§ **AIM OF THE EXERCISE**: Check each line of the records for "nord"; collect those that have it.

▼

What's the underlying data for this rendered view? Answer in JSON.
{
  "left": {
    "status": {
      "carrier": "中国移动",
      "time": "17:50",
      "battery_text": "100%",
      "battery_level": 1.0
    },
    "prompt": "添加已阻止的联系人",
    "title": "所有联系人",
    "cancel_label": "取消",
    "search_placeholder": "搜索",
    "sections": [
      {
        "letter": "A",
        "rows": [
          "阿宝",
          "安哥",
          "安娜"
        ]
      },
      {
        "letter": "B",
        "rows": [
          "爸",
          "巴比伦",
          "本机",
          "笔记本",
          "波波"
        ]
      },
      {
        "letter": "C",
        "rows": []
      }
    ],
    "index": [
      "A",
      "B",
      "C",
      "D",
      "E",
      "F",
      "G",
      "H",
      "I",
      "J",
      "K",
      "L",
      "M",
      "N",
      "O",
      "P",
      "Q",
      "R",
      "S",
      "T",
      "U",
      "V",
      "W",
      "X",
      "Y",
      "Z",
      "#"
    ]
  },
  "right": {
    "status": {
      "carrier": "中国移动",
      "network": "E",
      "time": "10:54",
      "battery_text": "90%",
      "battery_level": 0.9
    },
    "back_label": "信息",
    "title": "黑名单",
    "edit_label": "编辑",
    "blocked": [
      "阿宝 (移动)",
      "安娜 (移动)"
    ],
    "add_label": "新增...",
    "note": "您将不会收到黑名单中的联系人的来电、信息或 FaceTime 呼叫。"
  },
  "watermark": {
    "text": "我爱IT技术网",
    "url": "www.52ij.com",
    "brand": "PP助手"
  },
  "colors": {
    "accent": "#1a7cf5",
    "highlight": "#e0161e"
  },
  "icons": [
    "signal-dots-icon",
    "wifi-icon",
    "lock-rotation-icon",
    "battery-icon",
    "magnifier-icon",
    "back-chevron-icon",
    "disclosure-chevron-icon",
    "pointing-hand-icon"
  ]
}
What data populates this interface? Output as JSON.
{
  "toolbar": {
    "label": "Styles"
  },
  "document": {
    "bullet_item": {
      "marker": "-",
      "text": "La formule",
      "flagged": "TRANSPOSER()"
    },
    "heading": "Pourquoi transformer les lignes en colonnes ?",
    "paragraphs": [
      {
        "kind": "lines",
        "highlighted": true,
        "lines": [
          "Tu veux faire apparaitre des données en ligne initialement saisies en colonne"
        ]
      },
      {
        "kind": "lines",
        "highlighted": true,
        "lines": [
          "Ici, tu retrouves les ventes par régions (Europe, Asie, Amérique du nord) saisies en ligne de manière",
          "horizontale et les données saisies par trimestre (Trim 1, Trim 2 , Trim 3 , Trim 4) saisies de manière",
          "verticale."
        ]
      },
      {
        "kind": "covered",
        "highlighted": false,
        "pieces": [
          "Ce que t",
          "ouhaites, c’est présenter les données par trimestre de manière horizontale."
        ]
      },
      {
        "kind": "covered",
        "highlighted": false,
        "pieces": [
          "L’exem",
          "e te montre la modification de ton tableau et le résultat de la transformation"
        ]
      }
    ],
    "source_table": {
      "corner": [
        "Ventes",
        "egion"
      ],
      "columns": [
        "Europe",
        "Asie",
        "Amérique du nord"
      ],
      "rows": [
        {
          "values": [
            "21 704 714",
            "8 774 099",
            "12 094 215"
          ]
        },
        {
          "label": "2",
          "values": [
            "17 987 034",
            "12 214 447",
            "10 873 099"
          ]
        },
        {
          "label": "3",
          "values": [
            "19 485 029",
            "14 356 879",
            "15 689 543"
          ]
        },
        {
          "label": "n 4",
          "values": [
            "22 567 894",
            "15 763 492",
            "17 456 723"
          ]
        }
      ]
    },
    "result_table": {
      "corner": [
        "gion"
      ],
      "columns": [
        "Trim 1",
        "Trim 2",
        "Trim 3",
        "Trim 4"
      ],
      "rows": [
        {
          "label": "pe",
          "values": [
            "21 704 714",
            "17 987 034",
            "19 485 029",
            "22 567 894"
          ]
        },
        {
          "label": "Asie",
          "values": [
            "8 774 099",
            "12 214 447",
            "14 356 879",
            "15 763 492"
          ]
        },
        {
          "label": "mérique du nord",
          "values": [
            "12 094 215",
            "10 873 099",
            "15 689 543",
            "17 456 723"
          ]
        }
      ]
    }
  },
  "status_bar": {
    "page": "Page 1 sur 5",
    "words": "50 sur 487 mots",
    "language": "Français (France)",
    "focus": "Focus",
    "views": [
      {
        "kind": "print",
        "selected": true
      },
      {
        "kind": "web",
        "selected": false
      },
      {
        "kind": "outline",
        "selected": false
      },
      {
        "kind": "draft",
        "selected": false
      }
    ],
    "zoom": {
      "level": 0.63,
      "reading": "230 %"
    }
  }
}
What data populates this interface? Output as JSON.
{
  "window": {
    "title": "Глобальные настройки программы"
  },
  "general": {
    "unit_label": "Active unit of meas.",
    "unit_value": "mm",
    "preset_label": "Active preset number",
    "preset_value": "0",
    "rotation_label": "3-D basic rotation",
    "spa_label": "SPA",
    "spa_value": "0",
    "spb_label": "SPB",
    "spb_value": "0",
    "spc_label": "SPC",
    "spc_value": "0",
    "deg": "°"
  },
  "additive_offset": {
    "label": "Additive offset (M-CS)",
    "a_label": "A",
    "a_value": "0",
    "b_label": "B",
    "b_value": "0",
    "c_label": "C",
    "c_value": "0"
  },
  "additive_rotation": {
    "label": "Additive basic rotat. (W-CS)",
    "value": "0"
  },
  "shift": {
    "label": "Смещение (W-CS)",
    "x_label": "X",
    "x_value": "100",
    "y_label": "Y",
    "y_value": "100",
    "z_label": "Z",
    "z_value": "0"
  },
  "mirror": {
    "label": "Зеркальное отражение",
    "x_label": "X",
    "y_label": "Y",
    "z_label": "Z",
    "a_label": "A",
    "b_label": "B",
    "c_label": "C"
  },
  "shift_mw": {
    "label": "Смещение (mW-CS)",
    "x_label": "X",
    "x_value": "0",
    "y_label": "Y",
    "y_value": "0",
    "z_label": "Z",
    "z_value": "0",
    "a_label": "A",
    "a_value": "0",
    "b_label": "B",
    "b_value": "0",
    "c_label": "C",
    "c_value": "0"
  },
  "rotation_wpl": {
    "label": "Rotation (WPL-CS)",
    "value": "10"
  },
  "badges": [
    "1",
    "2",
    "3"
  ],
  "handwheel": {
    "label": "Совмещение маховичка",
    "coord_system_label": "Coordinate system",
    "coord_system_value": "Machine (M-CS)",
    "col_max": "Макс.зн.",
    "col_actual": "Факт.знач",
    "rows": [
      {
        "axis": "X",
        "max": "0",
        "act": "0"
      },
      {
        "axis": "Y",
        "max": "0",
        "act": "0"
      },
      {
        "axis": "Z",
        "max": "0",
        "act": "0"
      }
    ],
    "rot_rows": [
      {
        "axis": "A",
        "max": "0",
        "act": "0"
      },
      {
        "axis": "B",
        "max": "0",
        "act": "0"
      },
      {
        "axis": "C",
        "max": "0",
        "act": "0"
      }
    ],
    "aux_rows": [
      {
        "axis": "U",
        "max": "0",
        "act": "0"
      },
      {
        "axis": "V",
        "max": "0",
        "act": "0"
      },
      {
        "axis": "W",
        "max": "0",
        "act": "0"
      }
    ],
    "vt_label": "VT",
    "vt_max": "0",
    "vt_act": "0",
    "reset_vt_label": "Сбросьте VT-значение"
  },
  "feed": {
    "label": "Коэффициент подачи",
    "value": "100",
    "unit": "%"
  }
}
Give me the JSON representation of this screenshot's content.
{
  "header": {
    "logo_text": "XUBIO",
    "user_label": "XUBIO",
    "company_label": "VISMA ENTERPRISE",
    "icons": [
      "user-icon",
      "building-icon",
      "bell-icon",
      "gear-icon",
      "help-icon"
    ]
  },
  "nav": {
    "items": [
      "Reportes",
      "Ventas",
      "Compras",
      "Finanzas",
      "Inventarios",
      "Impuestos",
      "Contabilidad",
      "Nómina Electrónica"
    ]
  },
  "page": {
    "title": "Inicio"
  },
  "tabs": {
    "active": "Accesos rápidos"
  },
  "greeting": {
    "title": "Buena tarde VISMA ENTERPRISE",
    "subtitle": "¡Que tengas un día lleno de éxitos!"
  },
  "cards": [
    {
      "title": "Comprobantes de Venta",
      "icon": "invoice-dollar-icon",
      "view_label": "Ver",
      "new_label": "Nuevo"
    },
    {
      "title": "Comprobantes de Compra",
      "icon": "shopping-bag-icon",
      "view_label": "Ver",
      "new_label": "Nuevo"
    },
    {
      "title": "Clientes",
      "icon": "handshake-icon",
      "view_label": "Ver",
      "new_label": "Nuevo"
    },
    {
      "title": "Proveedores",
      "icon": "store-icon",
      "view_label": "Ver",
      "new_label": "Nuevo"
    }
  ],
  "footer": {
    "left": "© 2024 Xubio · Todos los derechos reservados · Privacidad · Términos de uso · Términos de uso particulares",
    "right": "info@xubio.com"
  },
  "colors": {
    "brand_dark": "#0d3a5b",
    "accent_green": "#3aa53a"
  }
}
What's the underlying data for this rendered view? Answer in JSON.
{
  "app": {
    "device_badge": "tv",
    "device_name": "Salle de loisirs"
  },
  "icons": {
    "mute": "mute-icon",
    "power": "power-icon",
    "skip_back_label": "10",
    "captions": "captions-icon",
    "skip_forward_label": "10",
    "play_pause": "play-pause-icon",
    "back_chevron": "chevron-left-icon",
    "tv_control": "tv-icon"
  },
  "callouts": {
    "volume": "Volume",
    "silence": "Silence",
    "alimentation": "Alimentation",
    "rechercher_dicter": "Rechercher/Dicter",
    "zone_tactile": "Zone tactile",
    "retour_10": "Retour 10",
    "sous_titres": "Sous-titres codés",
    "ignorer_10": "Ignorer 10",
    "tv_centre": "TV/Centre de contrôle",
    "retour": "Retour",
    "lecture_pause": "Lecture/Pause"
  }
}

▲

§ **TASK RESPONSE**:
          "Ici, tu retrouves les ventes par régions (Europe, Asie, Amérique du nord) saisies en ligne de manière",
        "Amérique du nord"
          "label": "mérique du nord",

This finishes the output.